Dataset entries

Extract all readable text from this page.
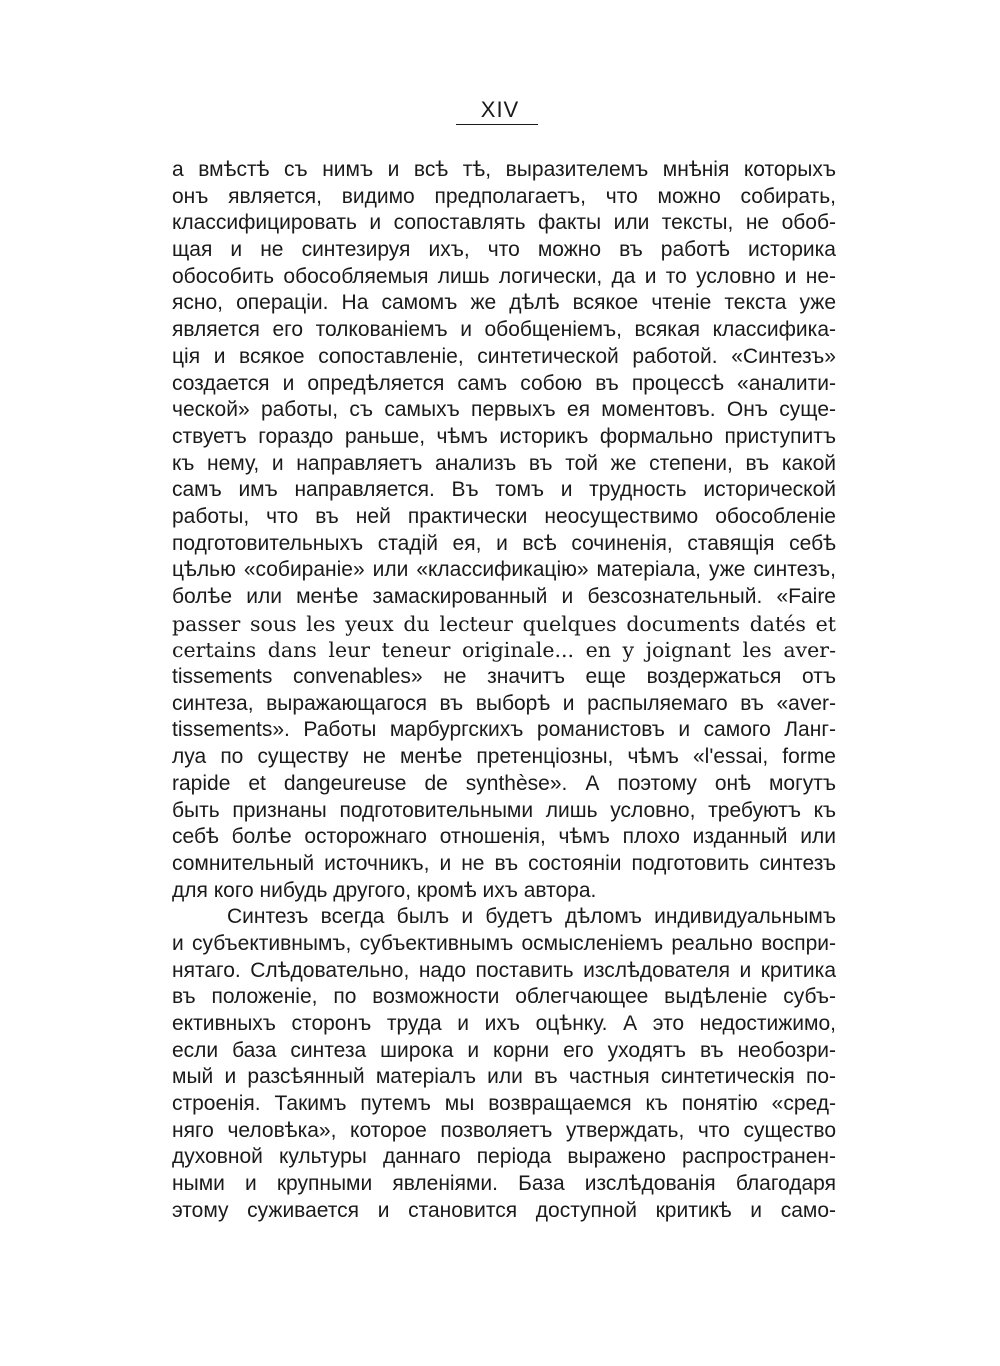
XIV
а вмѣстѣ съ нимъ и всѣ тѣ, выразителемъ мнѣнія которыхъ
онъ является, видимо предполагаетъ, что можно собирать,
классифицировать и сопоставлять факты или тексты, не обоб-
щая и не синтезируя ихъ, что можно въ работѣ историка
обособить обособляемыя лишь логически, да и то условно и не-
ясно, операціи. На самомъ же дѣлѣ всякое чтеніе текста уже
является его толкованіемъ и обобщеніемъ, всякая классифика-
ція и всякое сопоставленіе, синтетической работой. «Синтезъ»
создается и опредѣляется самъ собою въ процессѣ «аналити-
ческой» работы, съ самыхъ первыхъ ея моментовъ. Онъ суще-
ствуетъ гораздо раньше, чѣмъ историкъ формально приступитъ
къ нему, и направляетъ анализъ въ той же степени, въ какой
самъ имъ направляется. Въ томъ и трудность исторической
работы, что въ ней практически неосуществимо обособленіе
подготовительныхъ стадій ея, и всѣ сочиненія, ставящія себѣ
цѣлью «собираніе» или «классификацію» матеріала, уже синтезъ,
болѣе или менѣе замаскированный и безсознательный. «Faire
passer sous les yeux du lecteur quelques documents datés et
certains dans leur teneur originale... en y joignant les aver-
tissements convenables» не значитъ еще воздержаться отъ
синтеза, выражающагося въ выборѣ и распыляемаго въ «aver-
tissements». Работы марбургскихъ романистовъ и самого Ланг-
луа по существу не менѣе претенціозны, чѣмъ «l'essai, forme
rapide et dangeureuse de synthèse». А поэтому онѣ могутъ
быть признаны подготовительными лишь условно, требуютъ къ
себѣ болѣе осторожнаго отношенія, чѣмъ плохо изданный или
сомнительный источникъ, и не въ состояніи подготовить синтезъ
для кого нибудь другого, кромѣ ихъ автора.
Синтезъ всегда былъ и будетъ дѣломъ индивидуальнымъ
и субъективнымъ, субъективнымъ осмысленіемъ реально воспри-
нятаго. Слѣдовательно, надо поставить изслѣдователя и критика
въ положеніе, по возможности облегчающее выдѣленіе субъ-
ективныхъ сторонъ труда и ихъ оцѣнку. А это недостижимо,
если база синтеза широка и корни его уходятъ въ необозри-
мый и разсѣянный матеріалъ или въ частныя синтетическія по-
строенія. Такимъ путемъ мы возвращаемся къ понятію «сред-
няго человѣка», которое позволяетъ утверждать, что существо
духовной культуры даннаго періода выражено распространен-
ными и крупными явленіями. База изслѣдованія благодаря
этому суживается и становится доступной критикѣ и само-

**THE TASK:** Output the full set of records above without changing a word, and drop the images.

**EXERCISE RESPONSE:**
Extract all readable text from this page.
XIV
а вмѣстѣ съ нимъ и всѣ тѣ, выразителемъ мнѣнія которыхъ
онъ является, видимо предполагаетъ, что можно собирать,
классифицировать и сопоставлять факты или тексты, не обоб-
щая и не синтезируя ихъ, что можно въ работѣ историка
обособить обособляемыя лишь логически, да и то условно и не-
ясно, операціи. На самомъ же дѣлѣ всякое чтеніе текста уже
является его толкованіемъ и обобщеніемъ, всякая классифика-
ція и всякое сопоставленіе, синтетической работой. «Синтезъ»
создается и опредѣляется самъ собою въ процессѣ «аналити-
ческой» работы, съ самыхъ первыхъ ея моментовъ. Онъ суще-
ствуетъ гораздо раньше, чѣмъ историкъ формально приступитъ
къ нему, и направляетъ анализъ въ той же степени, въ какой
самъ имъ направляется. Въ томъ и трудность исторической
работы, что въ ней практически неосуществимо обособленіе
подготовительныхъ стадій ея, и всѣ сочиненія, ставящія себѣ
цѣлью «собираніе» или «классификацію» матеріала, уже синтезъ,
болѣе или менѣе замаскированный и безсознательный. «Faire
passer sous les yeux du lecteur quelques documents datés et
certains dans leur teneur originale... en y joignant les aver-
tissements convenables» не значитъ еще воздержаться отъ
синтеза, выражающагося въ выборѣ и распыляемаго въ «aver-
tissements». Работы марбургскихъ романистовъ и самого Ланг-
луа по существу не менѣе претенціозны, чѣмъ «l'essai, forme
rapide et dangeureuse de synthèse». А поэтому онѣ могутъ
быть признаны подготовительными лишь условно, требуютъ къ
себѣ болѣе осторожнаго отношенія, чѣмъ плохо изданный или
сомнительный источникъ, и не въ состояніи подготовить синтезъ
для кого нибудь другого, кромѣ ихъ автора.
Синтезъ всегда былъ и будетъ дѣломъ индивидуальнымъ
и субъективнымъ, субъективнымъ осмысленіемъ реально воспри-
нятаго. Слѣдовательно, надо поставить изслѣдователя и критика
въ положеніе, по возможности облегчающее выдѣленіе субъ-
ективныхъ сторонъ труда и ихъ оцѣнку. А это недостижимо,
если база синтеза широка и корни его уходятъ въ необозри-
мый и разсѣянный матеріалъ или въ частныя синтетическія по-
строенія. Такимъ путемъ мы возвращаемся къ понятію «сред-
няго человѣка», которое позволяетъ утверждать, что существо
духовной культуры даннаго періода выражено распространен-
ными и крупными явленіями. База изслѣдованія благодаря
этому суживается и становится доступной критикѣ и само-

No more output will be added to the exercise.